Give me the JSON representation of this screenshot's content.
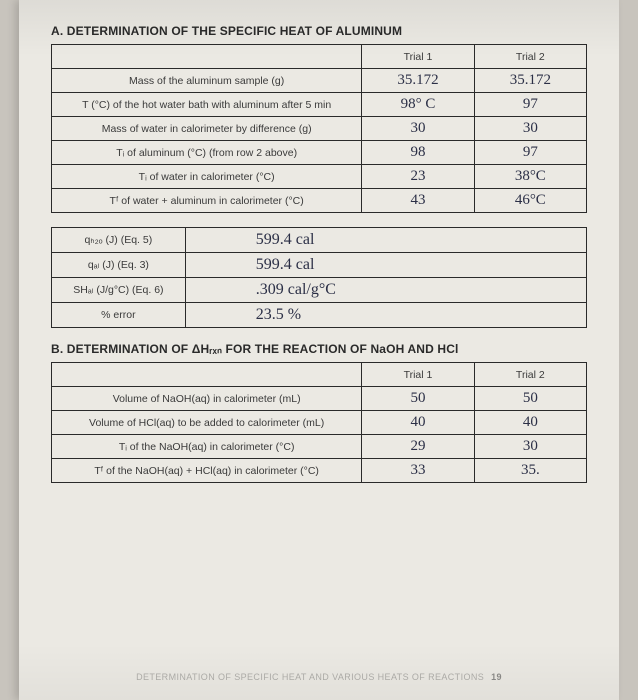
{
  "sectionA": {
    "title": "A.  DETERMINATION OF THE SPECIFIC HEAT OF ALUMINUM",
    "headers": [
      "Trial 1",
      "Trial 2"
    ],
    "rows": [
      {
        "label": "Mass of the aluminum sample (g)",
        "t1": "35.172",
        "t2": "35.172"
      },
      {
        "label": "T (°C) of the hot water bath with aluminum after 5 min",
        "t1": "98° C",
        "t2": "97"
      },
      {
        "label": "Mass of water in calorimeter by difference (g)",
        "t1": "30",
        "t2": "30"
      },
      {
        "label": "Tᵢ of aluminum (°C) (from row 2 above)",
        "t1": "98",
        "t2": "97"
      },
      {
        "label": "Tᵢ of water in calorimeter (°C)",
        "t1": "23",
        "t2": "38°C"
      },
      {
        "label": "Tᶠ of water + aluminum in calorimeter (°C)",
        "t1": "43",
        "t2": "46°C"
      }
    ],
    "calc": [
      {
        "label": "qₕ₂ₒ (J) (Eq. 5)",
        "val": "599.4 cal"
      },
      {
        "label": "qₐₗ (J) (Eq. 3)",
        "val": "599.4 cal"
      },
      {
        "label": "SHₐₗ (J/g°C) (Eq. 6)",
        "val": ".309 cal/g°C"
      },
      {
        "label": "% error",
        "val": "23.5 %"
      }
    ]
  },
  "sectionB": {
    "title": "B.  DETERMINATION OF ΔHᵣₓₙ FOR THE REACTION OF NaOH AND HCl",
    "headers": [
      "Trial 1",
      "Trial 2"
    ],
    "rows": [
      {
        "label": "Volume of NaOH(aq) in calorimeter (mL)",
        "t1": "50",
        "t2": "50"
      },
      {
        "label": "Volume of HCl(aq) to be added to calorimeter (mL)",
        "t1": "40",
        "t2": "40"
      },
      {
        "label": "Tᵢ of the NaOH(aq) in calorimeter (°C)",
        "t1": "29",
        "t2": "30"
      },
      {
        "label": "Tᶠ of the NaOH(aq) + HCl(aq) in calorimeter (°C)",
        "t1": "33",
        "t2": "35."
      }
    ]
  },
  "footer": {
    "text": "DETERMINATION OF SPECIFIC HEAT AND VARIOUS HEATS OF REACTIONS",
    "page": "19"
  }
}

━━━━━━━━━━━━━━━━━━━━

◆ **What the task asks**:
Tally the lines that hold the string "title" and state the total, nothing more.

◆ **Answer to the problem**:
2